- OBJECTIVE
Retype all material exactly. Pictures stay out of the copy.

- DATA FOR THIS EXERCISE
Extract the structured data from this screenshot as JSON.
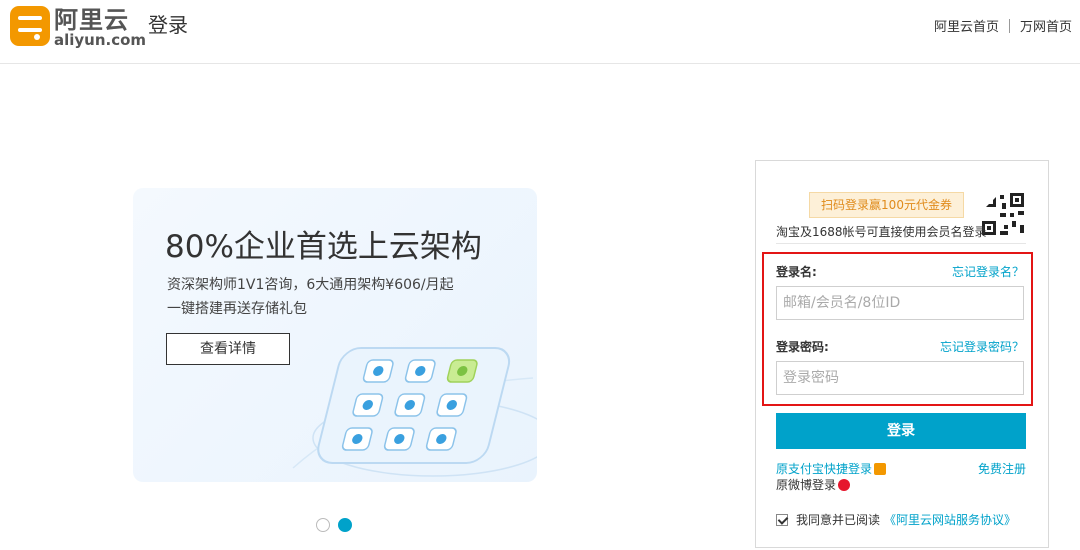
{
  "header": {
    "logo_cn": "阿里云",
    "logo_en": "aliyun.com",
    "page_title": "登录",
    "links": [
      "阿里云首页",
      "万网首页"
    ]
  },
  "banner": {
    "title": "80%企业首选上云架构",
    "subtitle_1": "资深架构师1V1咨询，6大通用架构¥606/月起",
    "subtitle_2": "一键搭建再送存储礼包",
    "cta": "查看详情"
  },
  "carousel": {
    "count": 2,
    "active_index": 1
  },
  "login": {
    "promo": "扫码登录赢100元代金券",
    "qr_note": "淘宝及1688帐号可直接使用会员名登录",
    "username_label": "登录名:",
    "forgot_username": "忘记登录名？",
    "username_placeholder": "邮箱/会员名/8位ID",
    "password_label": "登录密码:",
    "forgot_password": "忘记登录密码？",
    "password_placeholder": "登录密码",
    "submit": "登录",
    "alipay_login": "原支付宝快捷登录",
    "weibo_login": "原微博登录",
    "register": "免费注册",
    "agree_prefix": "我同意并已阅读",
    "agreement": "《阿里云网站服务协议》"
  },
  "colors": {
    "accent": "#00a2ca",
    "brand": "#f39800",
    "highlight": "#e31515"
  }
}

- THE COMPLETED TASK
Extract the structured data from this screenshot as JSON.
{
  "header": {
    "logo_cn": "阿里云",
    "logo_en": "aliyun.com",
    "page_title": "登录",
    "links": [
      "阿里云首页",
      "万网首页"
    ]
  },
  "banner": {
    "title": "80%企业首选上云架构",
    "subtitle_1": "资深架构师1V1咨询，6大通用架构¥606/月起",
    "subtitle_2": "一键搭建再送存储礼包",
    "cta": "查看详情"
  },
  "carousel": {
    "count": 2,
    "active_index": 1
  },
  "login": {
    "promo": "扫码登录赢100元代金券",
    "qr_note": "淘宝及1688帐号可直接使用会员名登录",
    "username_label": "登录名:",
    "forgot_username": "忘记登录名？",
    "username_placeholder": "邮箱/会员名/8位ID",
    "password_label": "登录密码:",
    "forgot_password": "忘记登录密码？",
    "password_placeholder": "登录密码",
    "submit": "登录",
    "alipay_login": "原支付宝快捷登录",
    "weibo_login": "原微博登录",
    "register": "免费注册",
    "agree_prefix": "我同意并已阅读",
    "agreement": "《阿里云网站服务协议》"
  },
  "colors": {
    "accent": "#00a2ca",
    "brand": "#f39800",
    "highlight": "#e31515"
  }
}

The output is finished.